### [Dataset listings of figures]
- - - -

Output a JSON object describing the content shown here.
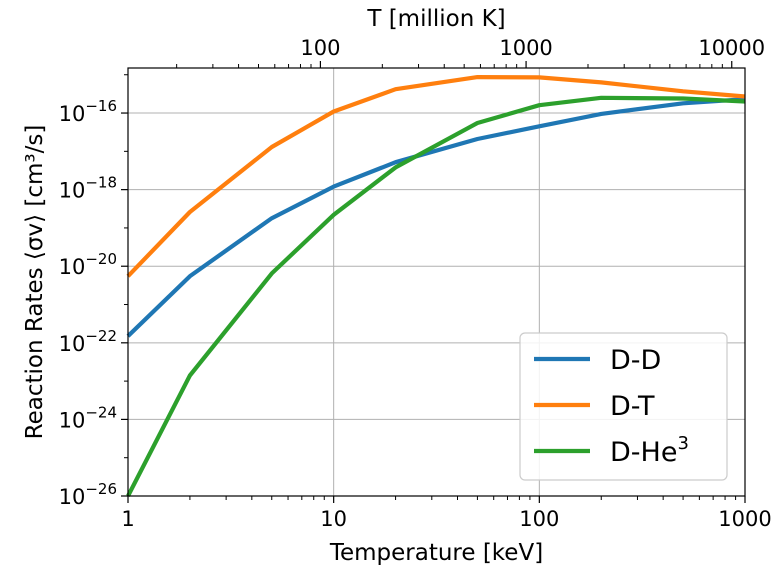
{
  "chart_data": {
    "type": "line",
    "xlabel": "Temperature [keV]",
    "ylabel": "Reaction Rates ⟨σv⟩ [cm³/s]",
    "top_xlabel": "T [million K]",
    "xscale": "log",
    "yscale": "log",
    "xlim": [
      1,
      1000
    ],
    "ylim": [
      1e-26,
      1.5e-15
    ],
    "top_xlim": [
      11.6,
      11600
    ],
    "grid": true,
    "legend_position": "lower-right",
    "x_ticks": [
      {
        "value": 1,
        "label": "1"
      },
      {
        "value": 10,
        "label": "10"
      },
      {
        "value": 100,
        "label": "100"
      },
      {
        "value": 1000,
        "label": "1000"
      }
    ],
    "top_x_ticks": [
      {
        "value": 100,
        "label": "100"
      },
      {
        "value": 1000,
        "label": "1000"
      },
      {
        "value": 10000,
        "label": "10000"
      }
    ],
    "y_ticks": [
      {
        "exp": -26,
        "base": "10",
        "sup": "−26"
      },
      {
        "exp": -24,
        "base": "10",
        "sup": "−24"
      },
      {
        "exp": -22,
        "base": "10",
        "sup": "−22"
      },
      {
        "exp": -20,
        "base": "10",
        "sup": "−20"
      },
      {
        "exp": -18,
        "base": "10",
        "sup": "−18"
      },
      {
        "exp": -16,
        "base": "10",
        "sup": "−16"
      }
    ],
    "series": [
      {
        "name": "D-D",
        "color": "#1f77b4",
        "x": [
          1,
          2,
          5,
          10,
          20,
          50,
          100,
          200,
          500,
          1000
        ],
        "y": [
          1.5e-22,
          5.5e-21,
          1.8e-19,
          1.2e-18,
          5.2e-18,
          2.1e-17,
          4.5e-17,
          9.5e-17,
          1.8e-16,
          2.3e-16
        ]
      },
      {
        "name": "D-T",
        "color": "#ff7f0e",
        "x": [
          1,
          2,
          5,
          10,
          20,
          50,
          100,
          200,
          500,
          1000
        ],
        "y": [
          5.5e-21,
          2.6e-19,
          1.3e-17,
          1.1e-16,
          4.2e-16,
          8.7e-16,
          8.5e-16,
          6.3e-16,
          3.7e-16,
          2.7e-16
        ]
      },
      {
        "name": "D-He³",
        "name_base": "D-He",
        "name_sup": "3",
        "color": "#2ca02c",
        "x": [
          1,
          2,
          5,
          10,
          20,
          50,
          100,
          200,
          500,
          1000
        ],
        "y": [
          1e-26,
          1.4e-23,
          6.5e-21,
          2.2e-19,
          3.8e-18,
          5.5e-17,
          1.6e-16,
          2.5e-16,
          2.4e-16,
          2e-16
        ]
      }
    ]
  }
}
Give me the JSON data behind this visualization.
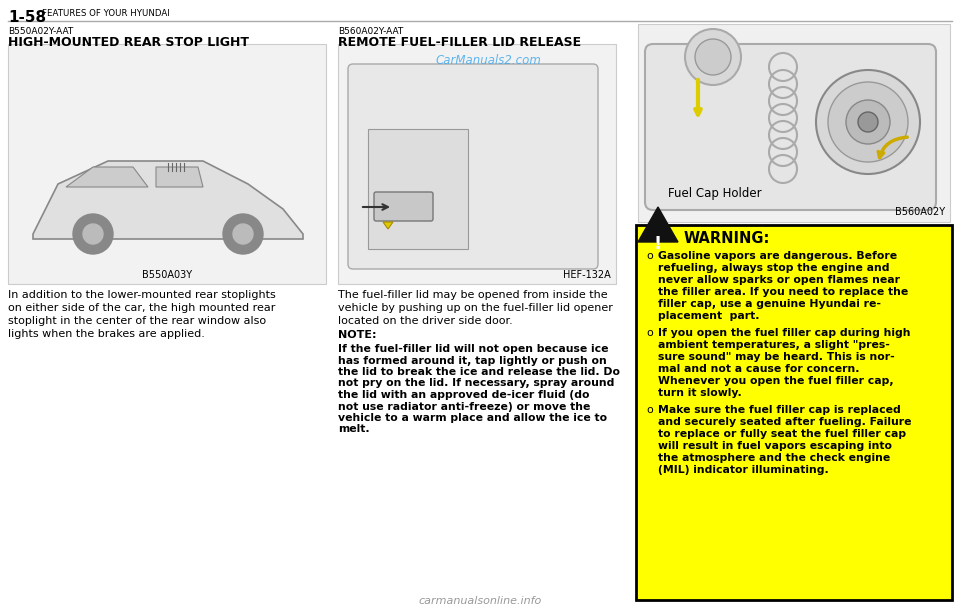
{
  "page_header_num": "1-58",
  "page_header_sub": "FEATURES OF YOUR HYUNDAI",
  "bg_color": "#ffffff",
  "left_section_code": "B550A02Y-AAT",
  "left_section_title": "HIGH-MOUNTED REAR STOP LIGHT",
  "left_body_text": "In addition to the lower-mounted rear stoplights\non either side of the car, the high mounted rear\nstoplight in the center of the rear window also\nlights when the brakes are applied.",
  "left_img_caption": "B550A03Y",
  "mid_section_code": "B560A02Y-AAT",
  "mid_section_title": "REMOTE FUEL-FILLER LID RELEASE",
  "mid_watermark": "CarManuals2.com",
  "mid_img_caption": "HEF-132A",
  "mid_body_text": "The fuel-filler lid may be opened from inside the\nvehicle by pushing up on the fuel-filler lid opener\nlocated on the driver side door.",
  "note_title": "NOTE:",
  "note_text": "If the fuel-filler lid will not open because ice\nhas formed around it, tap lightly or push on\nthe lid to break the ice and release the lid. Do\nnot pry on the lid. If necessary, spray around\nthe lid with an approved de-icer fluid (do\nnot use radiator anti-freeze) or move the\nvehicle to a warm place and allow the ice to\nmelt.",
  "right_img_caption": "B560A02Y",
  "right_img_label": "Fuel Cap Holder",
  "warning_bg": "#ffff00",
  "warning_border": "#000000",
  "warning_title": "WARNING:",
  "warning_bullet1": [
    "Gasoline vapors are dangerous. Before",
    "refueling, always stop the engine and",
    "never allow sparks or open flames near",
    "the filler area. If you need to replace the",
    "filler cap, use a genuine Hyundai re-",
    "placement  part."
  ],
  "warning_bullet2": [
    "If you open the fuel filler cap during high",
    "ambient temperatures, a slight \"pres-",
    "sure sound\" may be heard. This is nor-",
    "mal and not a cause for concern.",
    "Whenever you open the fuel filler cap,",
    "turn it slowly."
  ],
  "warning_bullet3": [
    "Make sure the fuel filler cap is replaced",
    "and securely seated after fueling. Failure",
    "to replace or fully seat the fuel filler cap",
    "will result in fuel vapors escaping into",
    "the atmosphere and the check engine",
    "(MIL) indicator illuminating."
  ],
  "footer_text": "carmanualsonline.info",
  "footer_color": "#999999"
}
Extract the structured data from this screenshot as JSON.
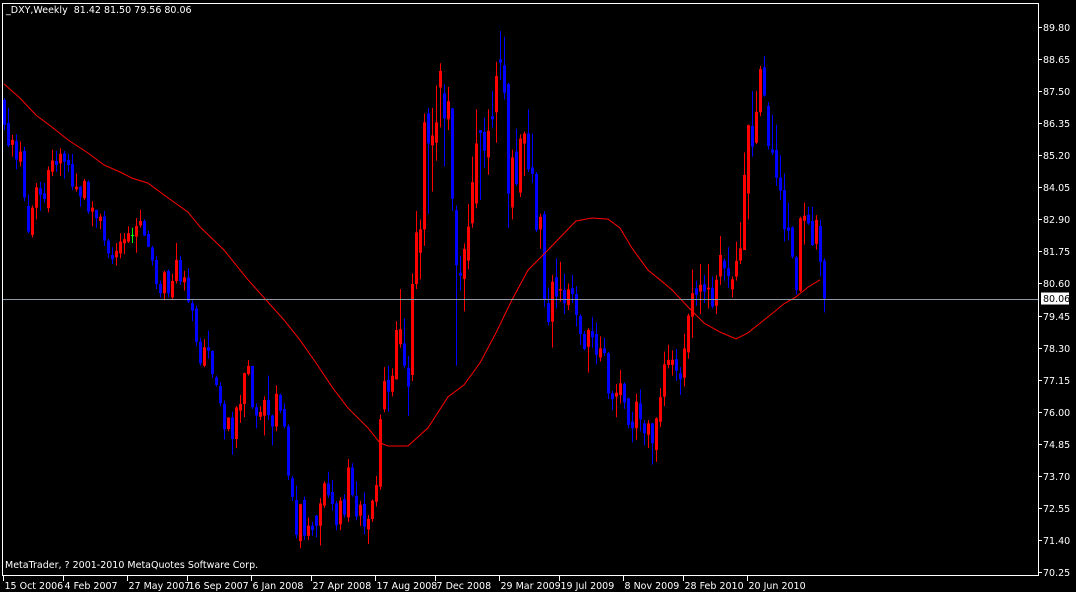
{
  "header": {
    "symbol_period": "_DXY,Weekly",
    "ohlc_text": "81.42 81.50 79.56 80.06"
  },
  "footer": {
    "copyright": "MetaTrader, ? 2001-2010 MetaQuotes Software Corp."
  },
  "colors": {
    "background": "#000000",
    "axes": "#ffffff",
    "bull": "#ff0000",
    "bear": "#0000ff",
    "doji": "#00ff00",
    "ma": "#ff0000",
    "bid_line": "#8c9aa8"
  },
  "chart_data": {
    "type": "candlestick",
    "title": "_DXY,Weekly",
    "ylim": [
      70.25,
      89.8
    ],
    "grid": false,
    "current_price": "80.06",
    "y_ticks": [
      "89.80",
      "88.65",
      "87.50",
      "86.35",
      "85.20",
      "84.05",
      "82.90",
      "81.75",
      "80.60",
      "79.45",
      "78.30",
      "77.15",
      "76.00",
      "74.85",
      "73.70",
      "72.55",
      "71.40",
      "70.25"
    ],
    "x_ticks": [
      {
        "bar": 0,
        "label": "15 Oct 2006"
      },
      {
        "bar": 15,
        "label": "4 Feb 2007"
      },
      {
        "bar": 31,
        "label": "27 May 2007"
      },
      {
        "bar": 46,
        "label": "16 Sep 2007"
      },
      {
        "bar": 62,
        "label": "6 Jan 2008"
      },
      {
        "bar": 77,
        "label": "27 Apr 2008"
      },
      {
        "bar": 93,
        "label": "17 Aug 2008"
      },
      {
        "bar": 108,
        "label": "7 Dec 2008"
      },
      {
        "bar": 124,
        "label": "29 Mar 2009"
      },
      {
        "bar": 139,
        "label": "19 Jul 2009"
      },
      {
        "bar": 155,
        "label": "8 Nov 2009"
      },
      {
        "bar": 170,
        "label": "28 Feb 2010"
      },
      {
        "bar": 186,
        "label": "20 Jun 2010"
      }
    ],
    "bars_ohlc": [
      [
        87.18,
        87.25,
        86.1,
        86.29
      ],
      [
        86.35,
        86.9,
        85.5,
        85.55
      ],
      [
        85.57,
        85.93,
        85.15,
        85.75
      ],
      [
        85.71,
        85.95,
        84.7,
        85.05
      ],
      [
        84.97,
        85.7,
        84.8,
        85.33
      ],
      [
        85.35,
        85.5,
        83.55,
        83.69
      ],
      [
        83.38,
        83.8,
        82.4,
        82.46
      ],
      [
        82.34,
        83.4,
        82.25,
        83.32
      ],
      [
        83.32,
        84.2,
        82.9,
        84.05
      ],
      [
        84.01,
        84.25,
        83.2,
        83.78
      ],
      [
        83.83,
        84.2,
        83.5,
        83.63
      ],
      [
        83.3,
        84.8,
        83.15,
        84.67
      ],
      [
        84.61,
        85.4,
        84.45,
        85.01
      ],
      [
        85.0,
        85.35,
        84.6,
        84.85
      ],
      [
        84.91,
        85.45,
        84.45,
        85.25
      ],
      [
        85.27,
        85.35,
        84.35,
        84.97
      ],
      [
        85.03,
        85.25,
        84.6,
        84.85
      ],
      [
        84.88,
        85.25,
        83.95,
        84.07
      ],
      [
        83.98,
        84.55,
        83.9,
        84.07
      ],
      [
        84.07,
        84.1,
        83.35,
        83.72
      ],
      [
        83.66,
        84.35,
        83.6,
        84.28
      ],
      [
        84.25,
        84.3,
        83.1,
        83.18
      ],
      [
        83.18,
        83.55,
        82.65,
        83.32
      ],
      [
        83.24,
        83.25,
        82.6,
        82.94
      ],
      [
        82.84,
        83.1,
        82.55,
        83.0
      ],
      [
        83.0,
        83.2,
        81.95,
        82.14
      ],
      [
        82.14,
        82.2,
        81.5,
        81.68
      ],
      [
        81.62,
        81.9,
        81.3,
        81.47
      ],
      [
        81.54,
        82.05,
        81.25,
        81.77
      ],
      [
        81.68,
        82.4,
        81.5,
        82.1
      ],
      [
        82.04,
        82.4,
        81.65,
        82.19
      ],
      [
        82.1,
        82.65,
        82.05,
        82.4
      ],
      [
        82.34,
        82.6,
        82.05,
        82.34
      ],
      [
        82.28,
        82.95,
        81.7,
        82.66
      ],
      [
        82.68,
        83.25,
        82.6,
        82.84
      ],
      [
        82.84,
        82.9,
        82.3,
        82.32
      ],
      [
        82.38,
        82.5,
        81.9,
        81.92
      ],
      [
        81.89,
        81.95,
        81.25,
        81.42
      ],
      [
        81.44,
        81.6,
        80.4,
        80.57
      ],
      [
        80.58,
        80.7,
        80.1,
        80.25
      ],
      [
        80.25,
        81.05,
        80.0,
        81.0
      ],
      [
        81.05,
        81.1,
        80.1,
        80.25
      ],
      [
        80.1,
        80.95,
        80.0,
        80.69
      ],
      [
        80.69,
        82.05,
        80.6,
        81.44
      ],
      [
        81.44,
        81.6,
        80.55,
        80.67
      ],
      [
        80.64,
        81.05,
        80.35,
        80.82
      ],
      [
        80.81,
        81.15,
        79.9,
        79.95
      ],
      [
        79.89,
        80.0,
        79.25,
        79.63
      ],
      [
        79.7,
        79.8,
        78.35,
        78.51
      ],
      [
        78.51,
        78.65,
        77.65,
        77.74
      ],
      [
        77.65,
        78.6,
        77.6,
        78.31
      ],
      [
        78.31,
        78.9,
        77.9,
        78.19
      ],
      [
        78.18,
        78.2,
        77.2,
        77.35
      ],
      [
        77.23,
        77.3,
        76.9,
        76.96
      ],
      [
        76.92,
        77.05,
        76.2,
        76.3
      ],
      [
        76.28,
        76.4,
        75.0,
        75.37
      ],
      [
        75.38,
        75.8,
        75.3,
        75.79
      ],
      [
        75.79,
        76.0,
        74.45,
        75.02
      ],
      [
        75.02,
        76.2,
        74.7,
        76.15
      ],
      [
        76.04,
        76.6,
        75.6,
        76.28
      ],
      [
        76.28,
        77.4,
        75.8,
        77.38
      ],
      [
        77.35,
        77.85,
        77.3,
        77.64
      ],
      [
        77.64,
        77.65,
        76.1,
        76.16
      ],
      [
        76.16,
        76.3,
        75.4,
        75.86
      ],
      [
        75.82,
        76.2,
        75.7,
        75.99
      ],
      [
        75.86,
        76.55,
        75.15,
        76.42
      ],
      [
        76.42,
        77.3,
        75.7,
        75.88
      ],
      [
        75.86,
        75.9,
        74.8,
        75.47
      ],
      [
        75.47,
        76.95,
        75.3,
        76.64
      ],
      [
        76.6,
        76.65,
        75.95,
        76.04
      ],
      [
        76.09,
        76.3,
        75.4,
        75.47
      ],
      [
        75.47,
        75.55,
        73.55,
        73.71
      ],
      [
        73.61,
        73.7,
        72.8,
        72.95
      ],
      [
        72.83,
        73.35,
        71.45,
        71.58
      ],
      [
        71.36,
        72.7,
        71.1,
        72.68
      ],
      [
        72.83,
        72.95,
        71.4,
        71.55
      ],
      [
        71.55,
        72.2,
        71.4,
        71.91
      ],
      [
        71.91,
        72.05,
        71.55,
        71.76
      ],
      [
        72.27,
        72.3,
        71.5,
        71.91
      ],
      [
        71.91,
        72.9,
        71.2,
        72.71
      ],
      [
        72.63,
        73.5,
        72.55,
        73.43
      ],
      [
        73.43,
        73.85,
        72.9,
        73.01
      ],
      [
        73.12,
        73.55,
        72.45,
        72.69
      ],
      [
        72.71,
        72.8,
        71.75,
        71.94
      ],
      [
        71.96,
        72.93,
        71.75,
        72.81
      ],
      [
        72.86,
        73.05,
        72.2,
        72.3
      ],
      [
        72.21,
        74.3,
        72.05,
        74.0
      ],
      [
        74.0,
        74.15,
        72.95,
        73.01
      ],
      [
        72.98,
        73.5,
        72.1,
        72.24
      ],
      [
        72.27,
        72.8,
        71.9,
        72.66
      ],
      [
        72.69,
        73.1,
        71.6,
        71.88
      ],
      [
        71.78,
        72.3,
        71.25,
        72.15
      ],
      [
        72.15,
        72.85,
        72.05,
        72.81
      ],
      [
        72.77,
        73.7,
        72.6,
        73.37
      ],
      [
        73.31,
        75.9,
        73.2,
        75.73
      ],
      [
        76.09,
        77.6,
        75.98,
        77.1
      ],
      [
        77.14,
        77.65,
        76.0,
        76.72
      ],
      [
        76.72,
        77.55,
        76.55,
        77.29
      ],
      [
        77.16,
        79.25,
        77.15,
        78.93
      ],
      [
        78.42,
        80.4,
        78.3,
        78.96
      ],
      [
        78.45,
        79.35,
        77.55,
        77.65
      ],
      [
        77.58,
        78.0,
        75.85,
        76.9
      ],
      [
        77.32,
        80.96,
        77.1,
        80.58
      ],
      [
        80.58,
        83.2,
        80.4,
        82.43
      ],
      [
        81.7,
        82.9,
        80.75,
        82.54
      ],
      [
        82.54,
        86.7,
        81.95,
        86.38
      ],
      [
        86.7,
        86.9,
        83.1,
        85.62
      ],
      [
        85.56,
        86.9,
        83.9,
        85.91
      ],
      [
        85.65,
        87.7,
        85.0,
        86.38
      ],
      [
        87.63,
        88.5,
        86.2,
        88.22
      ],
      [
        87.42,
        87.75,
        84.8,
        86.52
      ],
      [
        86.49,
        87.65,
        86.1,
        87.14
      ],
      [
        86.88,
        86.9,
        83.2,
        83.64
      ],
      [
        83.23,
        83.4,
        77.65,
        81.26
      ],
      [
        80.98,
        81.6,
        80.35,
        80.88
      ],
      [
        80.76,
        82.04,
        79.6,
        81.84
      ],
      [
        81.42,
        83.45,
        81.1,
        82.64
      ],
      [
        82.76,
        85.15,
        82.6,
        84.23
      ],
      [
        83.47,
        86.85,
        83.3,
        85.62
      ],
      [
        86.1,
        86.1,
        83.6,
        86.0
      ],
      [
        86.04,
        86.55,
        84.76,
        85.36
      ],
      [
        85.12,
        86.85,
        84.5,
        86.07
      ],
      [
        86.6,
        87.5,
        86.2,
        86.49
      ],
      [
        86.74,
        88.55,
        85.65,
        88.04
      ],
      [
        88.64,
        89.65,
        87.9,
        88.52
      ],
      [
        88.43,
        89.45,
        87.2,
        87.44
      ],
      [
        87.75,
        87.8,
        82.6,
        83.83
      ],
      [
        83.33,
        85.4,
        82.9,
        85.12
      ],
      [
        85.33,
        86.15,
        84.1,
        84.17
      ],
      [
        83.86,
        85.95,
        83.7,
        85.8
      ],
      [
        85.62,
        86.05,
        84.45,
        85.98
      ],
      [
        85.98,
        86.85,
        84.6,
        84.7
      ],
      [
        84.76,
        85.98,
        84.2,
        84.53
      ],
      [
        84.53,
        84.6,
        82.45,
        82.52
      ],
      [
        82.54,
        83.1,
        81.85,
        82.99
      ],
      [
        83.09,
        83.2,
        79.75,
        80.03
      ],
      [
        79.89,
        80.45,
        79.1,
        79.22
      ],
      [
        79.23,
        80.9,
        78.3,
        80.66
      ],
      [
        80.82,
        81.5,
        79.7,
        80.13
      ],
      [
        80.35,
        81.38,
        79.95,
        80.4
      ],
      [
        80.37,
        80.95,
        79.5,
        79.89
      ],
      [
        79.83,
        80.6,
        79.65,
        80.39
      ],
      [
        80.43,
        80.9,
        79.9,
        80.22
      ],
      [
        80.22,
        80.5,
        79.05,
        79.47
      ],
      [
        79.43,
        79.5,
        78.4,
        78.79
      ],
      [
        78.79,
        78.9,
        78.2,
        78.25
      ],
      [
        78.33,
        79.0,
        77.4,
        78.93
      ],
      [
        78.89,
        79.4,
        78.3,
        78.67
      ],
      [
        78.79,
        79.2,
        77.7,
        78.04
      ],
      [
        77.95,
        78.7,
        77.8,
        78.27
      ],
      [
        78.27,
        78.65,
        78.0,
        78.1
      ],
      [
        78.1,
        78.15,
        76.45,
        76.66
      ],
      [
        76.66,
        76.75,
        76.05,
        76.45
      ],
      [
        76.54,
        77.0,
        75.8,
        76.68
      ],
      [
        76.6,
        77.5,
        76.3,
        77.02
      ],
      [
        77.0,
        77.05,
        76.1,
        76.33
      ],
      [
        76.48,
        76.5,
        75.4,
        75.53
      ],
      [
        75.64,
        76.0,
        74.9,
        75.41
      ],
      [
        75.41,
        76.65,
        75.0,
        76.36
      ],
      [
        76.3,
        76.8,
        75.3,
        75.73
      ],
      [
        75.58,
        75.7,
        74.8,
        75.22
      ],
      [
        75.17,
        75.7,
        74.7,
        75.58
      ],
      [
        75.58,
        75.6,
        74.1,
        74.87
      ],
      [
        74.63,
        75.8,
        74.2,
        75.76
      ],
      [
        75.64,
        76.85,
        75.45,
        76.52
      ],
      [
        76.54,
        78.15,
        76.2,
        77.7
      ],
      [
        77.68,
        78.4,
        77.55,
        77.86
      ],
      [
        77.68,
        78.2,
        77.3,
        77.86
      ],
      [
        77.88,
        78.25,
        77.1,
        77.47
      ],
      [
        77.38,
        77.6,
        76.6,
        77.16
      ],
      [
        77.22,
        78.8,
        76.9,
        78.27
      ],
      [
        78.13,
        79.52,
        77.9,
        79.45
      ],
      [
        79.41,
        81.1,
        78.65,
        80.25
      ],
      [
        80.43,
        80.7,
        79.8,
        80.19
      ],
      [
        80.31,
        81.3,
        79.5,
        80.55
      ],
      [
        80.57,
        80.9,
        79.9,
        80.31
      ],
      [
        80.39,
        81.3,
        79.7,
        80.45
      ],
      [
        80.45,
        80.85,
        79.7,
        79.77
      ],
      [
        79.8,
        80.9,
        79.5,
        80.73
      ],
      [
        80.85,
        82.3,
        80.55,
        81.62
      ],
      [
        81.42,
        81.5,
        80.7,
        81.14
      ],
      [
        81.14,
        81.9,
        80.45,
        80.87
      ],
      [
        80.39,
        80.85,
        80.1,
        80.75
      ],
      [
        80.85,
        82.1,
        80.7,
        81.41
      ],
      [
        81.42,
        82.8,
        81.3,
        81.86
      ],
      [
        81.8,
        85.3,
        81.8,
        84.49
      ],
      [
        83.83,
        86.3,
        82.9,
        86.28
      ],
      [
        86.25,
        87.5,
        85.15,
        85.51
      ],
      [
        85.65,
        87.5,
        85.6,
        86.76
      ],
      [
        86.74,
        88.4,
        86.6,
        88.29
      ],
      [
        88.35,
        88.75,
        87.3,
        87.34
      ],
      [
        86.97,
        87.1,
        85.4,
        85.54
      ],
      [
        85.41,
        86.65,
        85.2,
        85.29
      ],
      [
        85.39,
        86.3,
        84.1,
        84.4
      ],
      [
        84.4,
        85.2,
        83.6,
        83.93
      ],
      [
        83.95,
        84.55,
        82.1,
        82.55
      ],
      [
        82.61,
        83.5,
        82.15,
        82.49
      ],
      [
        82.61,
        82.65,
        81.5,
        81.56
      ],
      [
        81.54,
        81.6,
        80.2,
        80.37
      ],
      [
        80.34,
        83.0,
        80.3,
        82.94
      ],
      [
        82.85,
        83.5,
        82.0,
        83.03
      ],
      [
        83.06,
        83.35,
        82.7,
        82.76
      ],
      [
        82.84,
        83.35,
        81.95,
        81.98
      ],
      [
        82.02,
        83.05,
        81.82,
        82.88
      ],
      [
        82.66,
        82.9,
        80.85,
        81.38
      ],
      [
        81.42,
        81.5,
        79.56,
        80.06
      ]
    ],
    "moving_average": [
      [
        0,
        87.76
      ],
      [
        4,
        87.25
      ],
      [
        8,
        86.64
      ],
      [
        12,
        86.21
      ],
      [
        16,
        85.75
      ],
      [
        21,
        85.28
      ],
      [
        25,
        84.85
      ],
      [
        29,
        84.6
      ],
      [
        32,
        84.38
      ],
      [
        36,
        84.2
      ],
      [
        41,
        83.67
      ],
      [
        46,
        83.16
      ],
      [
        49,
        82.63
      ],
      [
        55,
        81.8
      ],
      [
        61,
        80.73
      ],
      [
        70,
        79.29
      ],
      [
        74,
        78.57
      ],
      [
        78,
        77.75
      ],
      [
        82,
        76.89
      ],
      [
        86,
        76.13
      ],
      [
        91,
        75.42
      ],
      [
        94,
        74.88
      ],
      [
        96,
        74.77
      ],
      [
        101,
        74.77
      ],
      [
        106,
        75.42
      ],
      [
        111,
        76.53
      ],
      [
        115,
        76.96
      ],
      [
        119,
        77.75
      ],
      [
        123,
        78.83
      ],
      [
        127,
        80.01
      ],
      [
        131,
        81.08
      ],
      [
        136,
        81.8
      ],
      [
        139,
        82.25
      ],
      [
        143,
        82.84
      ],
      [
        147,
        82.95
      ],
      [
        151,
        82.91
      ],
      [
        154,
        82.59
      ],
      [
        157,
        81.87
      ],
      [
        161,
        81.08
      ],
      [
        164,
        80.73
      ],
      [
        167,
        80.37
      ],
      [
        171,
        79.76
      ],
      [
        175,
        79.18
      ],
      [
        179,
        78.86
      ],
      [
        183,
        78.61
      ],
      [
        186,
        78.83
      ],
      [
        191,
        79.4
      ],
      [
        195,
        79.87
      ],
      [
        198,
        80.12
      ],
      [
        201,
        80.47
      ],
      [
        204,
        80.73
      ]
    ]
  }
}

- - - -

Find every line in the records above that holds the word "allow", and copy each one.

  "note_text": "If the fuel-filler lid will not open because ice\nhas formed around it, tap lightly or push on\nthe lid to break the ice and release the lid. Do\nnot pry on the lid. If necessary, spray around\nthe lid with an approved de-icer fluid (do\nnot use radiator anti-freeze) or move the\nvehicle to a warm place and allow the ice to\nmelt.",
    "never allow sparks or open flames near",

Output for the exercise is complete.